* _Problem details_:
Read the records and gather each line that includes "JSON".

-------

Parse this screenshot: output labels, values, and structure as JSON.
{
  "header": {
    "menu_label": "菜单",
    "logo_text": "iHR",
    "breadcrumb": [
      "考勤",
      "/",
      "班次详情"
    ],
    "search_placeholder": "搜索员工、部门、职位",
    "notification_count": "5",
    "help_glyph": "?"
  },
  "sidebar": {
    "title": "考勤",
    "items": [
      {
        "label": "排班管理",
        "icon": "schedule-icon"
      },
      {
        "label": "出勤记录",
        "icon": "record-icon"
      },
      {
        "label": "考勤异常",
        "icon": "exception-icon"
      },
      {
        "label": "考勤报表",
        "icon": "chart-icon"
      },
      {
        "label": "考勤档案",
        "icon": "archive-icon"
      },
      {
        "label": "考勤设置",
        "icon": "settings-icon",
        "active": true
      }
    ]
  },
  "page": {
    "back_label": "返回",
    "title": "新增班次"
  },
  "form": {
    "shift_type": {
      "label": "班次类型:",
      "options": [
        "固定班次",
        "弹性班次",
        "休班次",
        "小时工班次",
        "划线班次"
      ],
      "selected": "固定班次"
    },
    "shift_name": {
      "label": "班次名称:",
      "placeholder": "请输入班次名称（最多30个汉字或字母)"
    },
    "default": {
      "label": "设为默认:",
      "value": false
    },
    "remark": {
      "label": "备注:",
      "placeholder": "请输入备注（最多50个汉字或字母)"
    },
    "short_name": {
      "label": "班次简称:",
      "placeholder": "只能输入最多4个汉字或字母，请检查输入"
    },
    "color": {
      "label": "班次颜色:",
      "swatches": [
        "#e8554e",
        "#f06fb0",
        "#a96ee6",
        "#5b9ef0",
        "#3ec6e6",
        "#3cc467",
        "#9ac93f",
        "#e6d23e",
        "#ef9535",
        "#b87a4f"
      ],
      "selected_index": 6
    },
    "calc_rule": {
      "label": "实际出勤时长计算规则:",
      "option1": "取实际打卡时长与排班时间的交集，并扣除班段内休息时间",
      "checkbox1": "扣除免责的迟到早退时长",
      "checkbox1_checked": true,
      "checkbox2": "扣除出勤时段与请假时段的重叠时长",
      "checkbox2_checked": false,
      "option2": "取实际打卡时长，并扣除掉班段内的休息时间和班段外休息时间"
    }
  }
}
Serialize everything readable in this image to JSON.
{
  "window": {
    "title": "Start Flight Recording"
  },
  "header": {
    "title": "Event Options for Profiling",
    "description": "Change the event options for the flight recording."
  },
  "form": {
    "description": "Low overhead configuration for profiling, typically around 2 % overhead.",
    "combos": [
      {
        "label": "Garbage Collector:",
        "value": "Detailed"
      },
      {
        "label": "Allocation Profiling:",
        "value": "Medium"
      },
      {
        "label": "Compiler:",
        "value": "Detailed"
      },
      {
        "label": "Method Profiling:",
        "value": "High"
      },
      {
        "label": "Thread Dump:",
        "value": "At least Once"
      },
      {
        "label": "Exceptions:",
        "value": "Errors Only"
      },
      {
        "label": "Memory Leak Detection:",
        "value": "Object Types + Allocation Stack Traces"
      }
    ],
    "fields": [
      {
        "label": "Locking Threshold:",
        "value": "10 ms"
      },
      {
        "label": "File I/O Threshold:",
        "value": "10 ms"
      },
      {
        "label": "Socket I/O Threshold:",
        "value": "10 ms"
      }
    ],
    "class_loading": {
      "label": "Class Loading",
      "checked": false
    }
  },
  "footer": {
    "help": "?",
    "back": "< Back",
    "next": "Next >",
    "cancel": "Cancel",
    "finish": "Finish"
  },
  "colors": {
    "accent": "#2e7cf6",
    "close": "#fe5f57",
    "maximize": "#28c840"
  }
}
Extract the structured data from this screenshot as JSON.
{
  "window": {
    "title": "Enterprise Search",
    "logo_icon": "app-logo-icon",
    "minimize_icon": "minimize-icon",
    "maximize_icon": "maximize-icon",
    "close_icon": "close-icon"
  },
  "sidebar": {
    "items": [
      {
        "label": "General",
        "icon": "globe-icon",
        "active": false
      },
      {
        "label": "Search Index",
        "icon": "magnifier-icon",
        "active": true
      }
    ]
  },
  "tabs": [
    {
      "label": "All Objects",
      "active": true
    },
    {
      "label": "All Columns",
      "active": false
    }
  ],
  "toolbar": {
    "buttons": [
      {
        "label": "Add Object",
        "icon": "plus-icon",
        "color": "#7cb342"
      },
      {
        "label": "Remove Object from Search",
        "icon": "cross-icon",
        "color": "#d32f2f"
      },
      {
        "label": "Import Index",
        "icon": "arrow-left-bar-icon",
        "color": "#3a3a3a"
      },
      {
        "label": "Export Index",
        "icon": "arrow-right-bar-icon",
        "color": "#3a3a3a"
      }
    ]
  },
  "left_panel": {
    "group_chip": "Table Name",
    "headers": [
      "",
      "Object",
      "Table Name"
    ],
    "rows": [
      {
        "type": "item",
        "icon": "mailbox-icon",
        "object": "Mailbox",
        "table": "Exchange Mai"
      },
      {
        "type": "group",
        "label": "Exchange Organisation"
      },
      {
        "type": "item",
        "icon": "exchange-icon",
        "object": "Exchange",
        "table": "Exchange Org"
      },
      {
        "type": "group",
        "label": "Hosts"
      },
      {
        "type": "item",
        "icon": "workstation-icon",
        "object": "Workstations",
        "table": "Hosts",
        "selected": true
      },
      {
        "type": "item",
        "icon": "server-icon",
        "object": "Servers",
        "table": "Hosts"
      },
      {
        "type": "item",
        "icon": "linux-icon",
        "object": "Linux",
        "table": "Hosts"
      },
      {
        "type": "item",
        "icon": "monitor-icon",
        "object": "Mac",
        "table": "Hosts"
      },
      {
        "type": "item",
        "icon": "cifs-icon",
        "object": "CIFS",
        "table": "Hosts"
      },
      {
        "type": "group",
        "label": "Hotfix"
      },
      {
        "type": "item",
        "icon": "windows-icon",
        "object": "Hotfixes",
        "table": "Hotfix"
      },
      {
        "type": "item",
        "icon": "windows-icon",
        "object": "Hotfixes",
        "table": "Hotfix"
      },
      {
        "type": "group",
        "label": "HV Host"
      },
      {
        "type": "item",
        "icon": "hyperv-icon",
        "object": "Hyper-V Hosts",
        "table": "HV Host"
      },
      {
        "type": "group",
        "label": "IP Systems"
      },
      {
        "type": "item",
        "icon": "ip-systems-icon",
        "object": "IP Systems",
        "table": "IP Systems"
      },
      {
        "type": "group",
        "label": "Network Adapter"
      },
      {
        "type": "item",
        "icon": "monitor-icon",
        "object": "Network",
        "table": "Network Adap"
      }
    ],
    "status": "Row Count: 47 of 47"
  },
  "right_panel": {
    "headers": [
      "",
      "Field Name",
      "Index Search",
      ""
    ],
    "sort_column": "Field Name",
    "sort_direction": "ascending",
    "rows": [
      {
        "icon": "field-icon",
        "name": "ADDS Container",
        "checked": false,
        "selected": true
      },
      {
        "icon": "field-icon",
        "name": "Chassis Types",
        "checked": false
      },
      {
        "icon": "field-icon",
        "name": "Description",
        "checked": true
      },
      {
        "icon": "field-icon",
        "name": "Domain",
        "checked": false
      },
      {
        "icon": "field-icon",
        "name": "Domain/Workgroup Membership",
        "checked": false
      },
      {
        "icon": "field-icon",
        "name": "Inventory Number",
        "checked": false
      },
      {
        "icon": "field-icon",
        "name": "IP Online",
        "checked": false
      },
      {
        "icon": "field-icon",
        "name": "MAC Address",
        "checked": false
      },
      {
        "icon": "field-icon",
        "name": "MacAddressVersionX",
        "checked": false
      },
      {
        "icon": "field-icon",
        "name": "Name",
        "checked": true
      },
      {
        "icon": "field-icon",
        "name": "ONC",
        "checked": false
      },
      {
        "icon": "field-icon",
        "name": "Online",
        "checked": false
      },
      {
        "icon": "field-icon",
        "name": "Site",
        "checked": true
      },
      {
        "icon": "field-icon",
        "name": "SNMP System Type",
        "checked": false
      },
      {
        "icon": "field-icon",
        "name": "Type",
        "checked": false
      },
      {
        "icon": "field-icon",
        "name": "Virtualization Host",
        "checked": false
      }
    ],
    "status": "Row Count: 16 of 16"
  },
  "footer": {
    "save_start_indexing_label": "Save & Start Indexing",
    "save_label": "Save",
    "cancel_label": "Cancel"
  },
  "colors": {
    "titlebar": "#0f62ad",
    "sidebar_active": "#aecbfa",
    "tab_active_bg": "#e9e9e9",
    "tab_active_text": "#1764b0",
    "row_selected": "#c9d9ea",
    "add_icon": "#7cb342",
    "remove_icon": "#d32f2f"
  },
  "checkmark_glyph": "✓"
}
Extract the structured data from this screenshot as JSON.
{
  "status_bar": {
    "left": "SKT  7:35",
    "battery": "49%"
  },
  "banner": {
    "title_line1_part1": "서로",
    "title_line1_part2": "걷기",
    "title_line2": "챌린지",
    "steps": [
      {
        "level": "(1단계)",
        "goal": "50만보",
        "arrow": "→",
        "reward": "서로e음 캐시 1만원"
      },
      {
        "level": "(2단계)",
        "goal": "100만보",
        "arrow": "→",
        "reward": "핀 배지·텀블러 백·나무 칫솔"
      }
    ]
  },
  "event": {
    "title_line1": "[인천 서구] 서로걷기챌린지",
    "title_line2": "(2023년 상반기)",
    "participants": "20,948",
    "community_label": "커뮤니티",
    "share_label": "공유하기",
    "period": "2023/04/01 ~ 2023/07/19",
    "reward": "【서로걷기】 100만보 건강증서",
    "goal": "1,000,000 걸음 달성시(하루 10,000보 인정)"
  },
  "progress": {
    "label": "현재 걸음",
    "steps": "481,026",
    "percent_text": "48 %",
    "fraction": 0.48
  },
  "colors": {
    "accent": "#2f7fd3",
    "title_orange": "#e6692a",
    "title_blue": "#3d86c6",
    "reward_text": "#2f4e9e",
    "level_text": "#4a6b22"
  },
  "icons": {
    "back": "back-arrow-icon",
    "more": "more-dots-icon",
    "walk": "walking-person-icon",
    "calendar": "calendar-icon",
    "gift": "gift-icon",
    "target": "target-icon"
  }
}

-------

* _Expected answer_:
Parse this screenshot: output labels, values, and structure as JSON.
Serialize everything readable in this image to JSON.
Extract the structured data from this screenshot as JSON.
Extract the structured data from this screenshot as JSON.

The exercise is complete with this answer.